- **What is required**
Show every line containing "name" by copying it.

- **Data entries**

********

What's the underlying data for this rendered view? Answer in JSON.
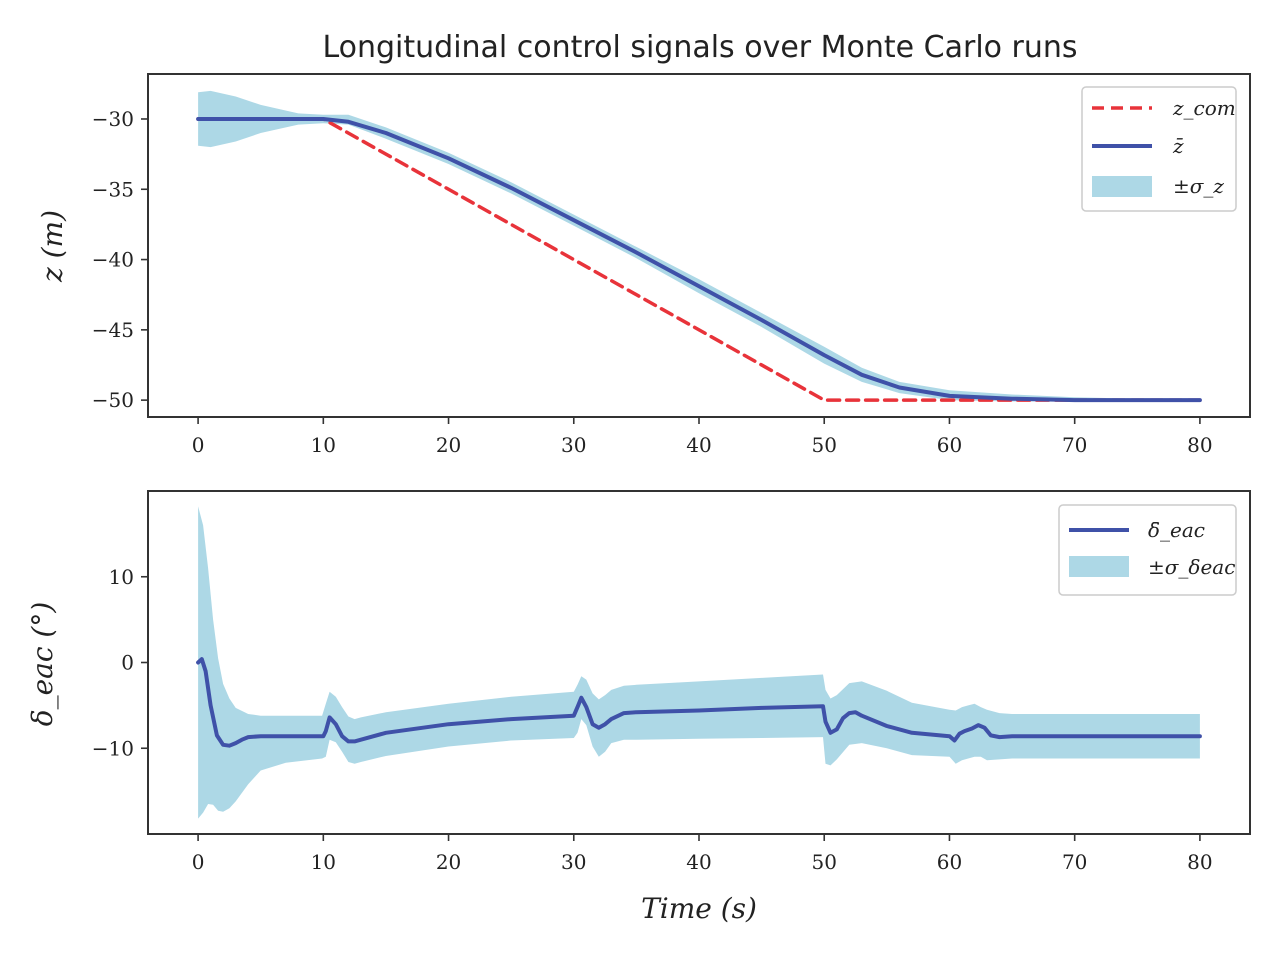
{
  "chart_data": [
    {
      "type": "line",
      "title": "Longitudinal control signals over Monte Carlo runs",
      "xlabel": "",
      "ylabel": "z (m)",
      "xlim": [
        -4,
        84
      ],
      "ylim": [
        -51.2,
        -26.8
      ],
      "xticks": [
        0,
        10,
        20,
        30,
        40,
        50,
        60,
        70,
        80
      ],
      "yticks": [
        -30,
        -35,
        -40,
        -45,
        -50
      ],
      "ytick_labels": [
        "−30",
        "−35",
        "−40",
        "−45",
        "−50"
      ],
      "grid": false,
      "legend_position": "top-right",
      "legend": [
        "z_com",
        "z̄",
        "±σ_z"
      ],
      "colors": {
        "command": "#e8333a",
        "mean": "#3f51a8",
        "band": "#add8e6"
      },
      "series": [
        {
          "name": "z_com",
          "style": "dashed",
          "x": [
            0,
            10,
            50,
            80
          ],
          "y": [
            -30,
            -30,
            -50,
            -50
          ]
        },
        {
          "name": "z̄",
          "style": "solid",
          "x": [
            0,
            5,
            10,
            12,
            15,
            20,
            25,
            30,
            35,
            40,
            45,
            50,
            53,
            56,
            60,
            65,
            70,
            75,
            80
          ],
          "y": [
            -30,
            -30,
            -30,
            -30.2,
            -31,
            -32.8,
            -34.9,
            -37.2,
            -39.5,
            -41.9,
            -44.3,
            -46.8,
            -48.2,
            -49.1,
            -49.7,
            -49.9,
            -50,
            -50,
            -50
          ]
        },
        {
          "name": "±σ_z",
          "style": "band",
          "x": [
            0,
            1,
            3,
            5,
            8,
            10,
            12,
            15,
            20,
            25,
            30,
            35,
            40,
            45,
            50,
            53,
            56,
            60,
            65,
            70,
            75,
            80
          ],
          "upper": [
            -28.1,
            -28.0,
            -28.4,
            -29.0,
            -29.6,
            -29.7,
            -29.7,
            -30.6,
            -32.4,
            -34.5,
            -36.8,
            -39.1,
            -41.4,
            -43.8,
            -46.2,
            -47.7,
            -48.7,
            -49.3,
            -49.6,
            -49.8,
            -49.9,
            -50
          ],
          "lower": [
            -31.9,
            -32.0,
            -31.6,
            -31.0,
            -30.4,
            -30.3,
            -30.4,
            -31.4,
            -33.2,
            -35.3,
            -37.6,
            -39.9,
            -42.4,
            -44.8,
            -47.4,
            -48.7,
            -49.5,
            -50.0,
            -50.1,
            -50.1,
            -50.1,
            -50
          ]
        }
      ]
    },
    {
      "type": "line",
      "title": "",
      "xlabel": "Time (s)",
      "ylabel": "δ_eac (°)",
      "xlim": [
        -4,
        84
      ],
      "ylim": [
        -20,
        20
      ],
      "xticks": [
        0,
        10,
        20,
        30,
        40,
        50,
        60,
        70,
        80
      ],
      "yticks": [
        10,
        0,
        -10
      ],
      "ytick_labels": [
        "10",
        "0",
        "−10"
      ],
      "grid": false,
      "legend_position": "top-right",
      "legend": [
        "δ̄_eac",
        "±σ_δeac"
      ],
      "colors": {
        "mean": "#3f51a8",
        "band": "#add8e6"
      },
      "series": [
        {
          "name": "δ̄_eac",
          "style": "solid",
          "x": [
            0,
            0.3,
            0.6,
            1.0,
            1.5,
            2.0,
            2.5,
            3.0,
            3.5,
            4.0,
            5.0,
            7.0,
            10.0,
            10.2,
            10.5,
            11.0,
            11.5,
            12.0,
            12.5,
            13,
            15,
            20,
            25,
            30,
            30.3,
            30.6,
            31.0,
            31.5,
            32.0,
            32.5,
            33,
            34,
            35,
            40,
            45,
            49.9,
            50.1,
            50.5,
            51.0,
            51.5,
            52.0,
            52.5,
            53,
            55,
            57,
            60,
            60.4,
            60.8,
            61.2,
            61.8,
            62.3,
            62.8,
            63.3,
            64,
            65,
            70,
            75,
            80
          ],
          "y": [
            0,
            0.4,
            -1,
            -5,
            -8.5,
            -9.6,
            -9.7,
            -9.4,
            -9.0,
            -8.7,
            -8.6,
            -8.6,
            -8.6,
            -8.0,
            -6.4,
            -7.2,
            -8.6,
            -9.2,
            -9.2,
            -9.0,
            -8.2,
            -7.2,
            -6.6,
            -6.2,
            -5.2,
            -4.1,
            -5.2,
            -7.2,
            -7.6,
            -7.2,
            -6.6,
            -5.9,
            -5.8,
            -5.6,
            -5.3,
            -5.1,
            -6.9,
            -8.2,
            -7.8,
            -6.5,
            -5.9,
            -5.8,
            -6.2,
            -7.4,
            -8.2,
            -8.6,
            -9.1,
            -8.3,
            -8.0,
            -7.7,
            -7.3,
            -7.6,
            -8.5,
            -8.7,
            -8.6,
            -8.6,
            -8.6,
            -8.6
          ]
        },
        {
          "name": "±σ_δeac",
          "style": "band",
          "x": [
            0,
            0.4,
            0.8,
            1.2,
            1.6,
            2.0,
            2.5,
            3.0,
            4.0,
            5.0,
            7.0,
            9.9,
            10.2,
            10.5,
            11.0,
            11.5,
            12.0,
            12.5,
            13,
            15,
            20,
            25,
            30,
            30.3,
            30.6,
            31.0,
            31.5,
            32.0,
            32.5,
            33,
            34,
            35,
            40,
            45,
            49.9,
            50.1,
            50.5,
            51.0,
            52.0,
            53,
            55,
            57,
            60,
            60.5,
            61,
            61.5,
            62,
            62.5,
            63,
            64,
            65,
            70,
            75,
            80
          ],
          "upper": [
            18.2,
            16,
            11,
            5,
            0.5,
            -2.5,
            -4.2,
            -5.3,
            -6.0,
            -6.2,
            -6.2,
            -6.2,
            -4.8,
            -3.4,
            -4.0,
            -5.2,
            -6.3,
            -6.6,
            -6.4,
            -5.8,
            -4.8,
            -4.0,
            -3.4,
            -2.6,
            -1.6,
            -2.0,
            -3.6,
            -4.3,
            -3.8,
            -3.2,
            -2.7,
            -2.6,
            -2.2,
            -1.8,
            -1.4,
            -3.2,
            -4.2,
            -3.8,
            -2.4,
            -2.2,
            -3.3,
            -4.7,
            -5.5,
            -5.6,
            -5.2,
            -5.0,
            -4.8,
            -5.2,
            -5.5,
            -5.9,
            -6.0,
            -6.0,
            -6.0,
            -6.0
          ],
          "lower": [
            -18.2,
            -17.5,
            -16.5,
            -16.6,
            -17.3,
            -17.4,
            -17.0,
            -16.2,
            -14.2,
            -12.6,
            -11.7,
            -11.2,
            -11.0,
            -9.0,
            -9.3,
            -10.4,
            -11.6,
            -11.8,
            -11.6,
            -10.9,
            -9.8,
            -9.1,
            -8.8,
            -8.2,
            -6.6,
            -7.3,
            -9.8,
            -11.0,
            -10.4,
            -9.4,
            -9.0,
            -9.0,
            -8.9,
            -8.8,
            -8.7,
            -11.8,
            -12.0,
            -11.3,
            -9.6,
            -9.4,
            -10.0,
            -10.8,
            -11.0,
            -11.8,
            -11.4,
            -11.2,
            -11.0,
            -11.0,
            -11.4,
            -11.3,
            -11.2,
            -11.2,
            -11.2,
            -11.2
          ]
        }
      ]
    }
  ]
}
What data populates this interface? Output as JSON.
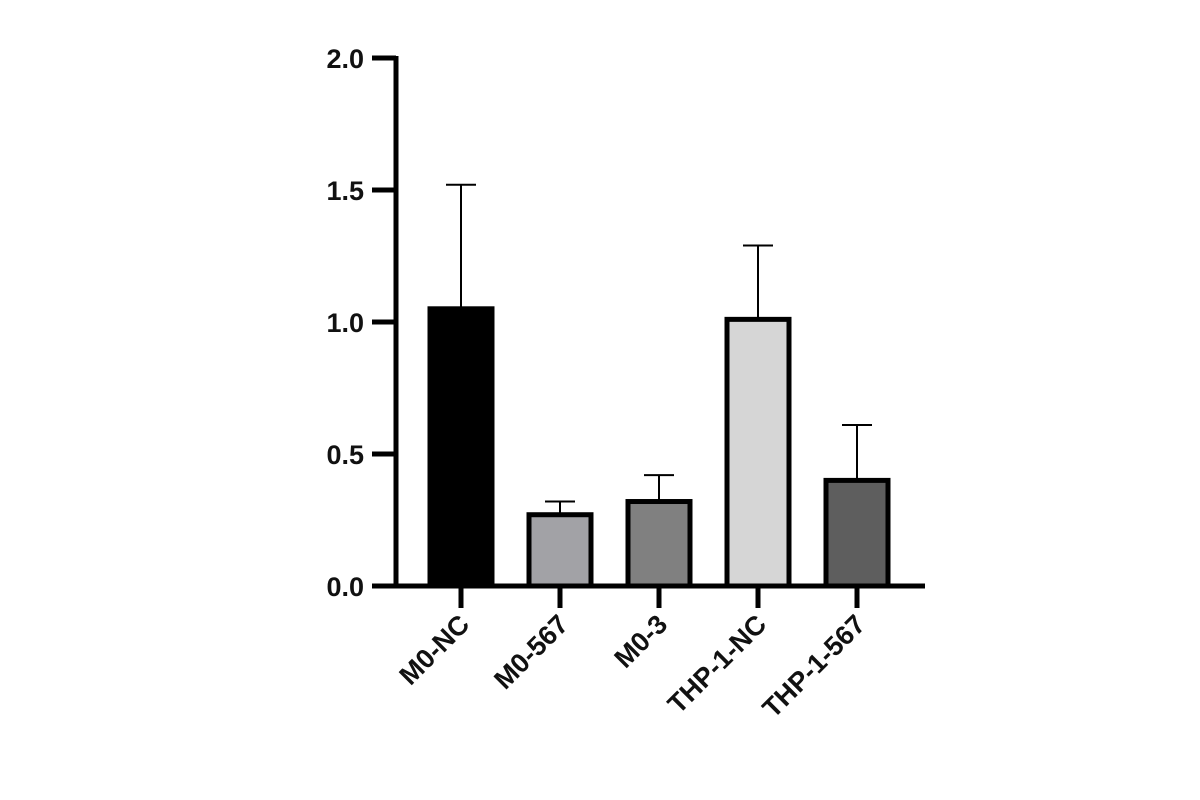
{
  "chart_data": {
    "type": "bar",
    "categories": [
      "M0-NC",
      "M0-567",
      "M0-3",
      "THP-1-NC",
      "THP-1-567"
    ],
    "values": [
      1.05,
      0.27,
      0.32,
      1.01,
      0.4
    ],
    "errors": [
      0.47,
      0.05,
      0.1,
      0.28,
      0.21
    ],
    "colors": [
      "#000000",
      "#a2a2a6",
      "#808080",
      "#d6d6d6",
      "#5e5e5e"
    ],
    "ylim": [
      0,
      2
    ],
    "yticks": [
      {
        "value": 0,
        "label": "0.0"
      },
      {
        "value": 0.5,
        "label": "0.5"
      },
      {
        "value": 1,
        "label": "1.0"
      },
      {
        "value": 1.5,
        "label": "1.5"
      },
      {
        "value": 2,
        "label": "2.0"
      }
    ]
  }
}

********

- **Response**
          "name": "z_com",
          "name": "z̄",
          "name": "±σ_z",
          "name": "δ̄_eac",
          "name": "±σ_δeac",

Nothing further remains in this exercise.